Figure collection entries

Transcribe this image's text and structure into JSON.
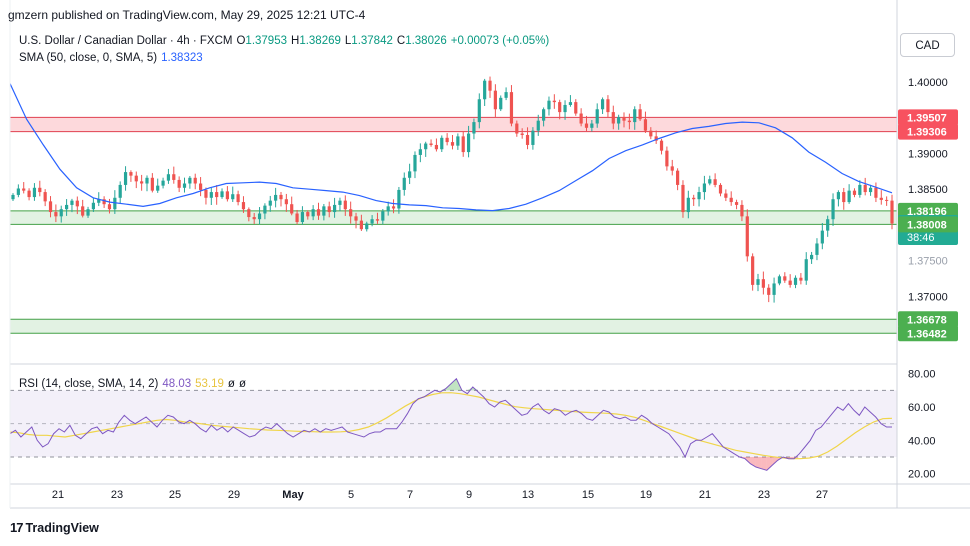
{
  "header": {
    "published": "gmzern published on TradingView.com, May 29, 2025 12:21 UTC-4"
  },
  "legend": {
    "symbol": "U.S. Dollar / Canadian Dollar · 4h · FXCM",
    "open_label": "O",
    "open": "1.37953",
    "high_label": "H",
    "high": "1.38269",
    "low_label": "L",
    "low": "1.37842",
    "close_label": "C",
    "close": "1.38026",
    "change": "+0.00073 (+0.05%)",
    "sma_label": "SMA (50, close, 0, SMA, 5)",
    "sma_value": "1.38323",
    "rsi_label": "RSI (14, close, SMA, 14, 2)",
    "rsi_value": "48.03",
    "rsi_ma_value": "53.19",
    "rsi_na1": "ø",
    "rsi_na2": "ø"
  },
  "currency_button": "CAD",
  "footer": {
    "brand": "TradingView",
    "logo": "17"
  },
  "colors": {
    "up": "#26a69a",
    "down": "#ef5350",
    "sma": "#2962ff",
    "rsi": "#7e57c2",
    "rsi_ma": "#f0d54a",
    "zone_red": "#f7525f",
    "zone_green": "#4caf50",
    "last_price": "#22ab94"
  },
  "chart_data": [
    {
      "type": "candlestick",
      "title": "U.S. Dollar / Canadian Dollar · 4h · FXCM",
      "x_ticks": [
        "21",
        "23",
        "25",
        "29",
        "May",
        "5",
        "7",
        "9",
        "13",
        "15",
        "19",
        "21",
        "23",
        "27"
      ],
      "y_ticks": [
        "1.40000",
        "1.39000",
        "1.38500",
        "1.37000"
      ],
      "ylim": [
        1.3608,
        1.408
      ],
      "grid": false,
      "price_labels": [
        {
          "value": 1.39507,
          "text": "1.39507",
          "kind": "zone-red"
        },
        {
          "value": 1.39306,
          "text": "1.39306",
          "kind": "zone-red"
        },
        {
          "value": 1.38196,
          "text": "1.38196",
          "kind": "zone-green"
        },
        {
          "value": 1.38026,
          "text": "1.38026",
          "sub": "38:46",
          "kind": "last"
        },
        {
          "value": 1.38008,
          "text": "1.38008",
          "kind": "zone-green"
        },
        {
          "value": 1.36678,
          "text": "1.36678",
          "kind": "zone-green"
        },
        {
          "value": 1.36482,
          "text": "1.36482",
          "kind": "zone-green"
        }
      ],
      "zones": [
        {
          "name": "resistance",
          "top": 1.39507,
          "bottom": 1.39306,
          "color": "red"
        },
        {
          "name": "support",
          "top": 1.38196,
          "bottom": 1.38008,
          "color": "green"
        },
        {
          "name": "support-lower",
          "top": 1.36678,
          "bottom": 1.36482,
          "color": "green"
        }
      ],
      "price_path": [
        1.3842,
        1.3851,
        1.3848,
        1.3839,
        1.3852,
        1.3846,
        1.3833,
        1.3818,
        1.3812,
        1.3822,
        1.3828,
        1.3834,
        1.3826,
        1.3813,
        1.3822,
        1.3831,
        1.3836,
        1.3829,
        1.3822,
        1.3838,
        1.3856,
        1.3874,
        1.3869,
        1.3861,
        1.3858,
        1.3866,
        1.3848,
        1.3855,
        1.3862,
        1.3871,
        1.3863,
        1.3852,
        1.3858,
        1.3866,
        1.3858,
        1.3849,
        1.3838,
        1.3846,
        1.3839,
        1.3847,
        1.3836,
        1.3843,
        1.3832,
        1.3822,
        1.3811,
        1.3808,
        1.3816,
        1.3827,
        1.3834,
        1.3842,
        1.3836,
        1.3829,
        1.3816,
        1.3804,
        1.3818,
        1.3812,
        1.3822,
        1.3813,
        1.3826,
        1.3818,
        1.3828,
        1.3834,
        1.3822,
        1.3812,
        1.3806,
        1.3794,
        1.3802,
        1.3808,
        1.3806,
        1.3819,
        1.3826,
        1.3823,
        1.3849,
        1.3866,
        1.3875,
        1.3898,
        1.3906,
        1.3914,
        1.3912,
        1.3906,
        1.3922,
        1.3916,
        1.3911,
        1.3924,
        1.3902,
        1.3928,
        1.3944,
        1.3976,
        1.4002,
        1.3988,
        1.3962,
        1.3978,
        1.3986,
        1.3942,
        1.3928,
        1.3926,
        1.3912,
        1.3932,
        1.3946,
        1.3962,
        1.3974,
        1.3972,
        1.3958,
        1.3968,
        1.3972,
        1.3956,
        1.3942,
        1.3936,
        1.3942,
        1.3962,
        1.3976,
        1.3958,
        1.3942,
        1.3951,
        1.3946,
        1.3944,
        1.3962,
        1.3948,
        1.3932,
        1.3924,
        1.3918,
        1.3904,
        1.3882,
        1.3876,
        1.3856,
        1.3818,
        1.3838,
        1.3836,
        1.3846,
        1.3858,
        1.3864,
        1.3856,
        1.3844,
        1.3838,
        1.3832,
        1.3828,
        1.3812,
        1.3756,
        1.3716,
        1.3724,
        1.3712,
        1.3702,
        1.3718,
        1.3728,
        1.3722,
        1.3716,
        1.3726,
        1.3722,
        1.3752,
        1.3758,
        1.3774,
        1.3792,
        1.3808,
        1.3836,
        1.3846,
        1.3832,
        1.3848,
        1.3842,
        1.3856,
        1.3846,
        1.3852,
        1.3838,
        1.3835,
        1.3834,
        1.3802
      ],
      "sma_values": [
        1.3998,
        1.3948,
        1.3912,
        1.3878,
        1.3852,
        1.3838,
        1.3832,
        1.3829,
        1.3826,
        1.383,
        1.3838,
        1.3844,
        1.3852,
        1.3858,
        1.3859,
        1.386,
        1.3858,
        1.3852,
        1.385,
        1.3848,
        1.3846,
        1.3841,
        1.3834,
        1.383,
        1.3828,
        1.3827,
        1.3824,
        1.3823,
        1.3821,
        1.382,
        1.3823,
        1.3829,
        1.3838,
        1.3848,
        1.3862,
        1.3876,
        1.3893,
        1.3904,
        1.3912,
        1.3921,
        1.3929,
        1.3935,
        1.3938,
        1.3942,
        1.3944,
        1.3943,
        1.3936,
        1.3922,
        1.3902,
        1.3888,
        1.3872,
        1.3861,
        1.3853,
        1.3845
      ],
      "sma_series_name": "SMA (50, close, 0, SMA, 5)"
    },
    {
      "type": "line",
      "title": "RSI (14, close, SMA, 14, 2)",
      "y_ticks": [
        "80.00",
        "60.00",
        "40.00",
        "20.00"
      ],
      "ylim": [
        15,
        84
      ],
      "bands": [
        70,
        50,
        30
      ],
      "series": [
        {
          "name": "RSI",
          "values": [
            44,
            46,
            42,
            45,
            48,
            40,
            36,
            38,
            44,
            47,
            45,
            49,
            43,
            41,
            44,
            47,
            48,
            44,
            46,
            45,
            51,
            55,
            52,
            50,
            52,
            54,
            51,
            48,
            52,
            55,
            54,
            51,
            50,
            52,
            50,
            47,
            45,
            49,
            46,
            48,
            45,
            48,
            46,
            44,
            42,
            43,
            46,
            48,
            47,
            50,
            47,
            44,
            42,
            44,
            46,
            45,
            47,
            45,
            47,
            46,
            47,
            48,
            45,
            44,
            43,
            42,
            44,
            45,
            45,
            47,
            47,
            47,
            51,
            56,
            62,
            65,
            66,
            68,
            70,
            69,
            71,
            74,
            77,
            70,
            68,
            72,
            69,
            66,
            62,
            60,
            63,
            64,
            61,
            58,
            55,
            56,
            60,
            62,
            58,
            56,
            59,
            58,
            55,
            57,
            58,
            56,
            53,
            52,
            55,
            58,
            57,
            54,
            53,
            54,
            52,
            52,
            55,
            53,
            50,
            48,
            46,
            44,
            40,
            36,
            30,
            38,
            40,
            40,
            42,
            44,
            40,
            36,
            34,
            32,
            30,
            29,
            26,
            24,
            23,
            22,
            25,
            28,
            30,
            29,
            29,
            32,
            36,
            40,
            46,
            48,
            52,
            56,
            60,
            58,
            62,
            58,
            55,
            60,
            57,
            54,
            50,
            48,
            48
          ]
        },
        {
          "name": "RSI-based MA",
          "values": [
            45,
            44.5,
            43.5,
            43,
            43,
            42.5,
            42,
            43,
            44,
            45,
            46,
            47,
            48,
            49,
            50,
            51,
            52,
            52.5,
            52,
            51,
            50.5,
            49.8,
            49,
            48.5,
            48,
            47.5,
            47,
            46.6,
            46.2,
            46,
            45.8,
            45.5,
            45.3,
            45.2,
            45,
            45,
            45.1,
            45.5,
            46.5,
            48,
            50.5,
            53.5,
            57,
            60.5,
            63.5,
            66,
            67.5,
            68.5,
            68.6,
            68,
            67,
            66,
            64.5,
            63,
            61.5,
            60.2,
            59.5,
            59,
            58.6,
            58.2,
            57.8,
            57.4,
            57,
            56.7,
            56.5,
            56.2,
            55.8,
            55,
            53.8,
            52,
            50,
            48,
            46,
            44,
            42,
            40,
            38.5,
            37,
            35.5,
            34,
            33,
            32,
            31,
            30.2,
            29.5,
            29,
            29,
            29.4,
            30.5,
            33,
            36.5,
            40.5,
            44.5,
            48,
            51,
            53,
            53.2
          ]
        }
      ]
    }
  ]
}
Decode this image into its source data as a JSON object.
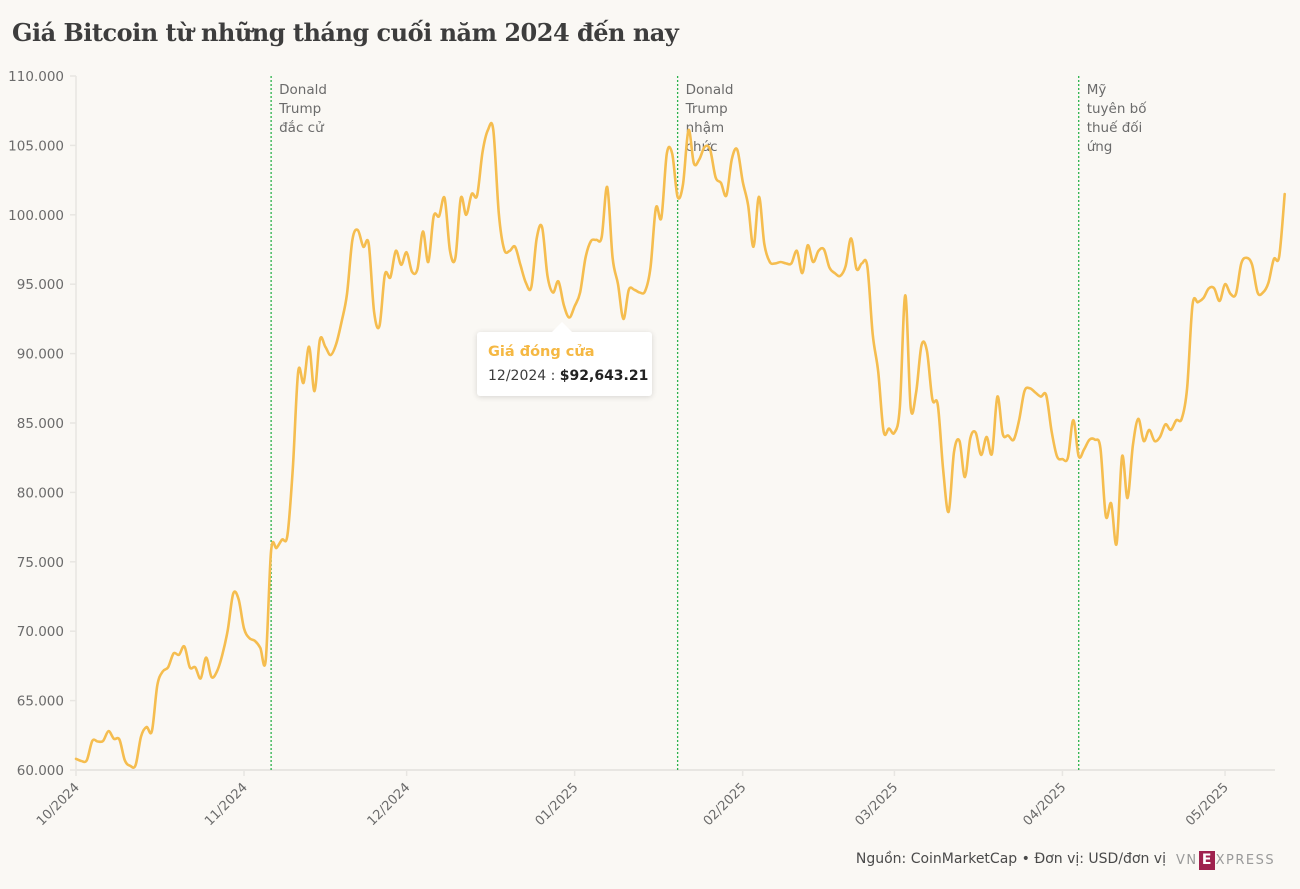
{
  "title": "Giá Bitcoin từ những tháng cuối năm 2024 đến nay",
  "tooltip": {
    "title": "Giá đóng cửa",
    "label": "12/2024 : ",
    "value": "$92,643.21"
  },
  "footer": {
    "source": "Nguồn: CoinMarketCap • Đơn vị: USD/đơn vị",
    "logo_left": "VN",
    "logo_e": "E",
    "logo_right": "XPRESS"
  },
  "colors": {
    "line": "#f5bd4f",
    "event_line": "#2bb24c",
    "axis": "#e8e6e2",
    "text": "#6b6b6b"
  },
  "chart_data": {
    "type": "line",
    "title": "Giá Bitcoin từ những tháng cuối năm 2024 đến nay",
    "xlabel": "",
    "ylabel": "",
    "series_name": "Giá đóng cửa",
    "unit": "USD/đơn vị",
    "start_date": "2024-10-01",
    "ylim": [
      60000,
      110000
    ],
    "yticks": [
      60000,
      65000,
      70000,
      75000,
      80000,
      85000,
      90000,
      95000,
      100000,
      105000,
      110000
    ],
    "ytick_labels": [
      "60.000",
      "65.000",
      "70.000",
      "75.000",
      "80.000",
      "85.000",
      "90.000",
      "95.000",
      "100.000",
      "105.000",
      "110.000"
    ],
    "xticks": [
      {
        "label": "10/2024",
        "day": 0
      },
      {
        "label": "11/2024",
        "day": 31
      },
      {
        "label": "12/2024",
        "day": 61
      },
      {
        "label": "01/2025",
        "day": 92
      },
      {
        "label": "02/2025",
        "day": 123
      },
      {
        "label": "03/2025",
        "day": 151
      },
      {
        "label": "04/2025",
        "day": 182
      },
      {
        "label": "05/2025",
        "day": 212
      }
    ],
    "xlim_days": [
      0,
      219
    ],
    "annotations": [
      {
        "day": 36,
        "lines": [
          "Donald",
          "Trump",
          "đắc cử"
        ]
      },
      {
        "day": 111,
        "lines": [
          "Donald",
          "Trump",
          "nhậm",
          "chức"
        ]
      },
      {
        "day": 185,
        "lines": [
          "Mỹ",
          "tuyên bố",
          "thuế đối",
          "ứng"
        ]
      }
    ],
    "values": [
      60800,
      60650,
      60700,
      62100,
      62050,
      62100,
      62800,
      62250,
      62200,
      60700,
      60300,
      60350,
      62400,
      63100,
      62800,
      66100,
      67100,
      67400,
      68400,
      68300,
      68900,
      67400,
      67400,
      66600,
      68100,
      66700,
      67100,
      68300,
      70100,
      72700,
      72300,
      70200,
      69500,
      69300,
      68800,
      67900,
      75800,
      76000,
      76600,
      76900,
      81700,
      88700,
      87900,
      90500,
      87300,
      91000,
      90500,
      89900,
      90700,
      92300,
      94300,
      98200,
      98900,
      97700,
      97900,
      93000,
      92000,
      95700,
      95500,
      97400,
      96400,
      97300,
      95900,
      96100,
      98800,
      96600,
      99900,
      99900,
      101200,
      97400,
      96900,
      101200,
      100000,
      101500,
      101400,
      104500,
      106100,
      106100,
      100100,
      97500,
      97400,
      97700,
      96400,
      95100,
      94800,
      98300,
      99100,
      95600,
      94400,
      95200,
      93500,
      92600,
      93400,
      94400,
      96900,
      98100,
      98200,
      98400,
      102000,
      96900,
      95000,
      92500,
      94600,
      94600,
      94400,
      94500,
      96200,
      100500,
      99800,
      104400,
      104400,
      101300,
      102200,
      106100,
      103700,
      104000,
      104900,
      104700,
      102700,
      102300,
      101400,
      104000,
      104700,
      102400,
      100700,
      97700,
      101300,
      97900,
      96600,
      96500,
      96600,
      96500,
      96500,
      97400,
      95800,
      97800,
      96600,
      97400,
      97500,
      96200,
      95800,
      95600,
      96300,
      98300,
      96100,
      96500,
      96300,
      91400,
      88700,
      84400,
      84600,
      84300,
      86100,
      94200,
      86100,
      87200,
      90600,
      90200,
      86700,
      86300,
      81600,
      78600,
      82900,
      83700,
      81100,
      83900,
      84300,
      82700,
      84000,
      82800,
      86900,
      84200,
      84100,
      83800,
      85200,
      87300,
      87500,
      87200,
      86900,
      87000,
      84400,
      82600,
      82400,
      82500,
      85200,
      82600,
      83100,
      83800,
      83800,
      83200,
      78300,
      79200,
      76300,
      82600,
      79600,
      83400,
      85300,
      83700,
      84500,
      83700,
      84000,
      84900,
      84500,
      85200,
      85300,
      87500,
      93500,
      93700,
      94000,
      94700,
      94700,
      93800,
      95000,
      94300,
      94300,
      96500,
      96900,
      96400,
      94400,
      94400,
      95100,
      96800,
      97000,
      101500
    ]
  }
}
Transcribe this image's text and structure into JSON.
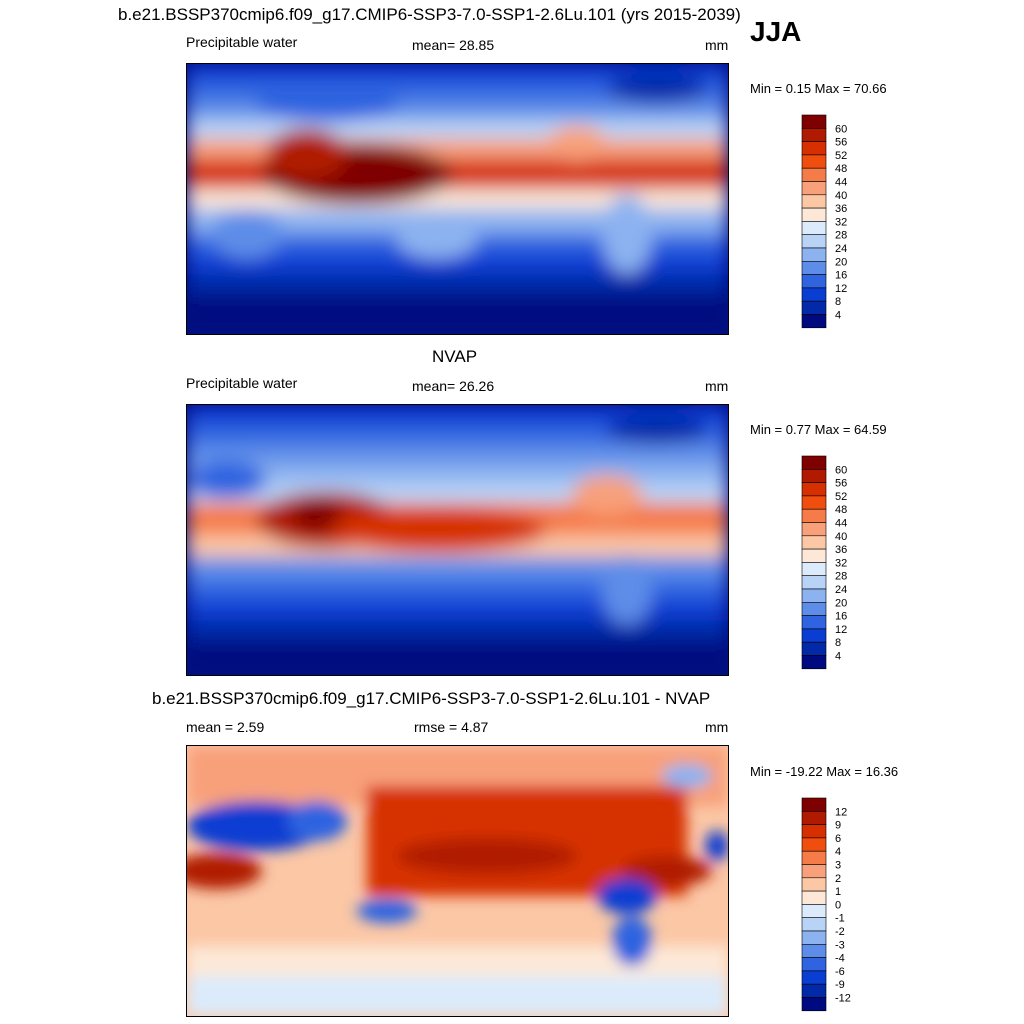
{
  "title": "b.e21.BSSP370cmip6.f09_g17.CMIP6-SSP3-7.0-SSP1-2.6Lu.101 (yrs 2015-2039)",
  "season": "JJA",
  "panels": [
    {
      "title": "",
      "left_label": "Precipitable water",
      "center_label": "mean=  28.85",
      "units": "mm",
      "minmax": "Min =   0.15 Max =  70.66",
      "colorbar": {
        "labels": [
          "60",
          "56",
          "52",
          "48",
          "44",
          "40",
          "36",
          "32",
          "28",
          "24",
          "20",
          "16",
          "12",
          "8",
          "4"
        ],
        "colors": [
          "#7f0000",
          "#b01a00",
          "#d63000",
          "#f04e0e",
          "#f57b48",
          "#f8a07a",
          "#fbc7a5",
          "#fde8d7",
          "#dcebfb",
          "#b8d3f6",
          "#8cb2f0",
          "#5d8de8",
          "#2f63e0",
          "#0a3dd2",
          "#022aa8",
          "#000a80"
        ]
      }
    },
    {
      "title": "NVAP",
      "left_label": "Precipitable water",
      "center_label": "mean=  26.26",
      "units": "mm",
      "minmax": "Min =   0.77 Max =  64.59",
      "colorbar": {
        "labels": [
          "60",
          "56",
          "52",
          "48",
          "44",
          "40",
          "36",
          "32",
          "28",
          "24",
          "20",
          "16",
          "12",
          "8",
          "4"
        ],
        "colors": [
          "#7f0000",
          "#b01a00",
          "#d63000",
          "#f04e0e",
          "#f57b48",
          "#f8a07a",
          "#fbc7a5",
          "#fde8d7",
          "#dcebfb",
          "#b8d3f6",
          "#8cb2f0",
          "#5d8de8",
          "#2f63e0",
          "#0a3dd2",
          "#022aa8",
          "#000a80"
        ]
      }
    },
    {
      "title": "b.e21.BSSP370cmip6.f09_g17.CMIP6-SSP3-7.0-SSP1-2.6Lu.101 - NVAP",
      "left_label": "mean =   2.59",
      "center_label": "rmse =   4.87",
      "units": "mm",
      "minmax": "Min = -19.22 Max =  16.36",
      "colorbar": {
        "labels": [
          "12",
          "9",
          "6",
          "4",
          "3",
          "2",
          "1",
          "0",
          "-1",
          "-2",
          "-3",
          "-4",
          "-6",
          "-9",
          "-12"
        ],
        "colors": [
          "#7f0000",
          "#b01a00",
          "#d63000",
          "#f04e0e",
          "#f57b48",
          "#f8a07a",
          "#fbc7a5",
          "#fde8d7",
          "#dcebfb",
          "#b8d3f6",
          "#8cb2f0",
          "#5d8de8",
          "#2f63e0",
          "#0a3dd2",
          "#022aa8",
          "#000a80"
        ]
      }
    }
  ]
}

## Written instruction
Which lines of the material contain the string "Dollar"? List each of them.

## Full output
    "symbol": "U.S. Dollar / Canadian Dollar · 4h · FXCM",
      "title": "U.S. Dollar / Canadian Dollar · 4h · FXCM",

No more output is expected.